- _EXERCISE BRIEF_: Return the material below in full and exactly.

Data extracted from a collection:
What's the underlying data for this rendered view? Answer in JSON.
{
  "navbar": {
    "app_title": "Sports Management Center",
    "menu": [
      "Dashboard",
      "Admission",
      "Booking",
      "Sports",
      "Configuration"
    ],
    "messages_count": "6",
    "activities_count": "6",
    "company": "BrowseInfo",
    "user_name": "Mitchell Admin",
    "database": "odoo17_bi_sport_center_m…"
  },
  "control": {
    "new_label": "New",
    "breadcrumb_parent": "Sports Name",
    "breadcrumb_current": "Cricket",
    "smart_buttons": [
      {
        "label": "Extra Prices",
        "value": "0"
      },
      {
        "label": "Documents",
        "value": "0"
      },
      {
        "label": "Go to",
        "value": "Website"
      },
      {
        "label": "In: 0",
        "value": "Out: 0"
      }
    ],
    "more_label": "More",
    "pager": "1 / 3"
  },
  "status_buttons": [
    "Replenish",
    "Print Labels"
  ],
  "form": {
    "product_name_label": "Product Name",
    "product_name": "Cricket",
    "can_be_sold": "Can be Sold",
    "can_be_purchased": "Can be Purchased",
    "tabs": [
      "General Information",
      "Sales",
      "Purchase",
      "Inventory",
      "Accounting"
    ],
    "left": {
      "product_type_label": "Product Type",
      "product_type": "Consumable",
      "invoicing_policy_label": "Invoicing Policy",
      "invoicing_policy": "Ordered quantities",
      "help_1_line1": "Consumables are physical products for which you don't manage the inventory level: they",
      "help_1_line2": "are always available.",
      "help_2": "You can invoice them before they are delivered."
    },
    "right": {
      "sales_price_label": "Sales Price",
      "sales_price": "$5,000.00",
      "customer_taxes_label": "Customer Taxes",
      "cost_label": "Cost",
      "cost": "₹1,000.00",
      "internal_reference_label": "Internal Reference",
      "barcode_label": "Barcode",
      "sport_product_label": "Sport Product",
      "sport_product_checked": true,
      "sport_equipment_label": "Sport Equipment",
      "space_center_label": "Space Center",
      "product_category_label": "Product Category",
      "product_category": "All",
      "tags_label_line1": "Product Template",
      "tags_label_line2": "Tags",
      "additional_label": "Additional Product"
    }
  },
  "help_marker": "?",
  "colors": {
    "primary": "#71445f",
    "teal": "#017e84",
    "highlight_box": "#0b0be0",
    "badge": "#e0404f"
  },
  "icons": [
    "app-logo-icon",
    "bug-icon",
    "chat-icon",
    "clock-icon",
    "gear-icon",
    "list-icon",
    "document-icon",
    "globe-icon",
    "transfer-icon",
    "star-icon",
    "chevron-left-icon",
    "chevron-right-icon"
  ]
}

- _EXERCISE RESPONSE_:
What's the underlying data for this rendered view? Answer in JSON.
{
  "navbar": {
    "app_title": "Sports Management Center",
    "menu": [
      "Dashboard",
      "Admission",
      "Booking",
      "Sports",
      "Configuration"
    ],
    "messages_count": "6",
    "activities_count": "6",
    "company": "BrowseInfo",
    "user_name": "Mitchell Admin",
    "database": "odoo17_bi_sport_center_m…"
  },
  "control": {
    "new_label": "New",
    "breadcrumb_parent": "Sports Name",
    "breadcrumb_current": "Cricket",
    "smart_buttons": [
      {
        "label": "Extra Prices",
        "value": "0"
      },
      {
        "label": "Documents",
        "value": "0"
      },
      {
        "label": "Go to",
        "value": "Website"
      },
      {
        "label": "In: 0",
        "value": "Out: 0"
      }
    ],
    "more_label": "More",
    "pager": "1 / 3"
  },
  "status_buttons": [
    "Replenish",
    "Print Labels"
  ],
  "form": {
    "product_name_label": "Product Name",
    "product_name": "Cricket",
    "can_be_sold": "Can be Sold",
    "can_be_purchased": "Can be Purchased",
    "tabs": [
      "General Information",
      "Sales",
      "Purchase",
      "Inventory",
      "Accounting"
    ],
    "left": {
      "product_type_label": "Product Type",
      "product_type": "Consumable",
      "invoicing_policy_label": "Invoicing Policy",
      "invoicing_policy": "Ordered quantities",
      "help_1_line1": "Consumables are physical products for which you don't manage the inventory level: they",
      "help_1_line2": "are always available.",
      "help_2": "You can invoice them before they are delivered."
    },
    "right": {
      "sales_price_label": "Sales Price",
      "sales_price": "$5,000.00",
      "customer_taxes_label": "Customer Taxes",
      "cost_label": "Cost",
      "cost": "₹1,000.00",
      "internal_reference_label": "Internal Reference",
      "barcode_label": "Barcode",
      "sport_product_label": "Sport Product",
      "sport_product_checked": true,
      "sport_equipment_label": "Sport Equipment",
      "space_center_label": "Space Center",
      "product_category_label": "Product Category",
      "product_category": "All",
      "tags_label_line1": "Product Template",
      "tags_label_line2": "Tags",
      "additional_label": "Additional Product"
    }
  },
  "help_marker": "?",
  "colors": {
    "primary": "#71445f",
    "teal": "#017e84",
    "highlight_box": "#0b0be0",
    "badge": "#e0404f"
  },
  "icons": [
    "app-logo-icon",
    "bug-icon",
    "chat-icon",
    "clock-icon",
    "gear-icon",
    "list-icon",
    "document-icon",
    "globe-icon",
    "transfer-icon",
    "star-icon",
    "chevron-left-icon",
    "chevron-right-icon"
  ]
}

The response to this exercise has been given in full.